▸ **EXERCISE DETAILS**
Locate each line containing the string "Marzena" and copy it out.

[Recorded data]
* START *
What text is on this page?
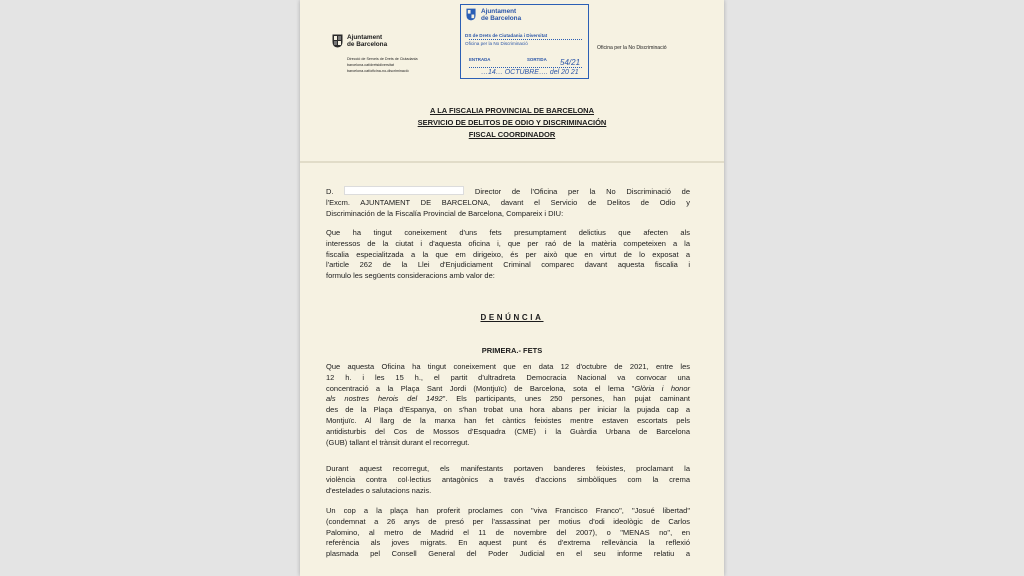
Ajuntament
de Barcelona
Direcció de Serveis de Drets de Ciutadania
barcelona.cat/dretsidiversitat
barcelona.cat/oficina-no-discriminació
Ajuntament
de Barcelona
DS de Drets de Ciutadania i Diversitat
Oficina per la No Discriminació
ENTRADA	SORTIDA 54/21
…14… OCTUBRE…. del 20 21
Oficina per la No Discriminació
A LA FISCALIA PROVINCIAL DE BARCELONA
SERVICIO DE DELITOS DE ODIO Y DISCRIMINACIÓN
FISCAL COORDINADOR
D.	Director de l'Oficina per la No Discriminació de
l'Excm. AJUNTAMENT DE BARCELONA, davant el Servicio de Delitos de Odio y
Discriminación de la Fiscalía Provincial de Barcelona, Compareix i DIU:
Que ha tingut coneixement d'uns fets presumptament delictius que afecten als
interessos de la ciutat i d'aquesta oficina i, que per raó de la matèria competeixen a la
fiscalia especialitzada a la que em dirigeixo, és per això que en virtut de lo exposat a
l'article 262 de la Llei d'Enjudiciament Criminal comparec davant aquesta fiscalia i
formulo les següents consideracions amb valor de:
DENÚNCIA
PRIMERA.- FETS
Que aquesta Oficina ha tingut coneixement que en data 12 d'octubre de 2021, entre les
12 h. i les 15 h., el partit d'ultradreta Democracia Nacional va convocar una
concentració a la Plaça Sant Jordi (Montjuïc) de Barcelona, sota el lema "Glòria i honor
als nostres herois del 1492". Els participants, unes 250 persones, han pujat caminant
des de la Plaça d'Espanya, on s'han trobat una hora abans per iniciar la pujada cap a
Montjuïc. Al llarg de la marxa han fet càntics feixistes mentre estaven escortats pels
antidisturbis del Cos de Mossos d'Esquadra (CME) i la Guàrdia Urbana de Barcelona
(GUB) tallant el trànsit durant el recorregut.
Durant aquest recorregut, els manifestants portaven banderes feixistes, proclamant la
violència contra col·lectius antagònics a través d'accions simbòliques com la crema
d'estelades o salutacions nazis.
Un cop a la plaça han proferit proclames con "viva Francisco Franco", "Josué libertad"
(condemnat a 26 anys de presó per l'assassinat per motius d'odi ideològic de Carlos
Palomino, al metro de Madrid el 11 de novembre del 2007), o "MENAS no", en
referència als joves migrats. En aquest punt és d'extrema rellevància la reflexió
plasmada pel Consell General del Poder Judicial en el seu informe relatiu a
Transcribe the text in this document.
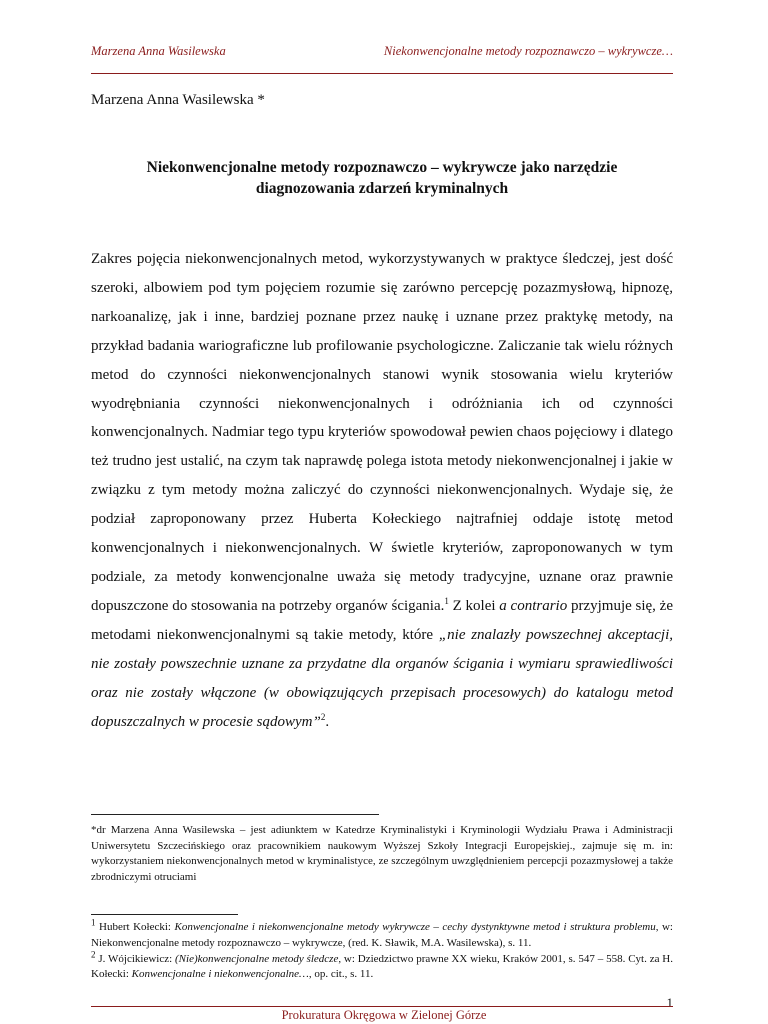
Marzena Anna Wasilewska	Niekonwencjonalne metody rozpoznawczo – wykrywcze…
Marzena Anna Wasilewska *
Niekonwencjonalne metody rozpoznawczo – wykrywcze jako narzędzie
diagnozowania zdarzeń kryminalnych

Zakres pojęcia niekonwencjonalnych metod, wykorzystywanych w praktyce śledczej, jest dość szeroki, albowiem pod tym pojęciem rozumie się zarówno percepcję pozazmysłową, hipnozę, narkoanalizę, jak i inne, bardziej poznane przez naukę i uznane przez praktykę metody, na przykład badania wariograficzne lub profilowanie psychologiczne. Zaliczanie tak wielu różnych metod do czynności niekonwencjonalnych stanowi wynik stosowania wielu kryteriów wyodrębniania czynności niekonwencjonalnych i odróżniania ich od czynności konwencjonalnych. Nadmiar tego typu kryteriów spowodował pewien chaos pojęciowy i dlatego też trudno jest ustalić, na czym tak naprawdę polega istota metody niekonwencjonalnej i jakie w związku z tym metody można zaliczyć do czynności niekonwencjonalnych. Wydaje się, że podział zaproponowany przez Huberta Kołeckiego najtrafniej oddaje istotę metod konwencjonalnych i niekonwencjonalnych. W świetle kryteriów, zaproponowanych w tym podziale, za metody konwencjonalne uważa się metody tradycyjne, uznane oraz prawnie dopuszczone do stosowania na potrzeby organów ścigania.$^1$ Z kolei a contrario przyjmuje się, że metodami niekonwencjonalnymi są takie metody, które „nie znalazły powszechnej akceptacji, nie zostały powszechnie uznane za przydatne dla organów ścigania i wymiaru sprawiedliwości oraz nie zostały włączone (w obowiązujących przepisach procesowych) do katalogu metod dopuszczalnych w procesie sądowym”$^2$.

*dr Marzena Anna Wasilewska – jest adiunktem w Katedrze Kryminalistyki i Kryminologii Wydziału Prawa i Administracji Uniwersytetu Szczecińskiego oraz pracownikiem naukowym Wyższej Szkoły Integracji Europejskiej., zajmuje się m. in: wykorzystaniem niekonwencjonalnych metod w kryminalistyce, ze szczególnym uwzględnieniem percepcji pozazmysłowej a także zbrodniczymi otruciami

$^1$ Hubert Kołecki: Konwencjonalne i niekonwencjonalne metody wykrywcze – cechy dystynktywne metod i struktura problemu, w: Niekonwencjonalne metody rozpoznawczo – wykrywcze, (red. K. Sławik, M.A. Wasilewska), s. 11.

$^2$ J. Wójcikiewicz: (Nie)konwencjonalne metody śledcze, w: Dziedzictwo prawne XX wieku, Kraków 2001, s. 547 – 558. Cyt. za H. Kołecki: Konwencjonalne i niekonwencjonalne…, op. cit., s. 11.

1
Prokuratura Okręgowa w Zielonej Górze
* END *
▸ **PROBLEM SOLUTION**
Marzena Anna Wasilewska	Niekonwencjonalne metody rozpoznawczo – wykrywcze…
Marzena Anna Wasilewska *
*dr Marzena Anna Wasilewska – jest adiunktem w Katedrze Kryminalistyki i Kryminologii Wydziału Prawa i Administracji Uniwersytetu Szczecińskiego oraz pracownikiem naukowym Wyższej Szkoły Integracji Europejskiej., zajmuje się m. in: wykorzystaniem niekonwencjonalnych metod w kryminalistyce, ze szczególnym uwzględnieniem percepcji pozazmysłowej a także zbrodniczymi otruciami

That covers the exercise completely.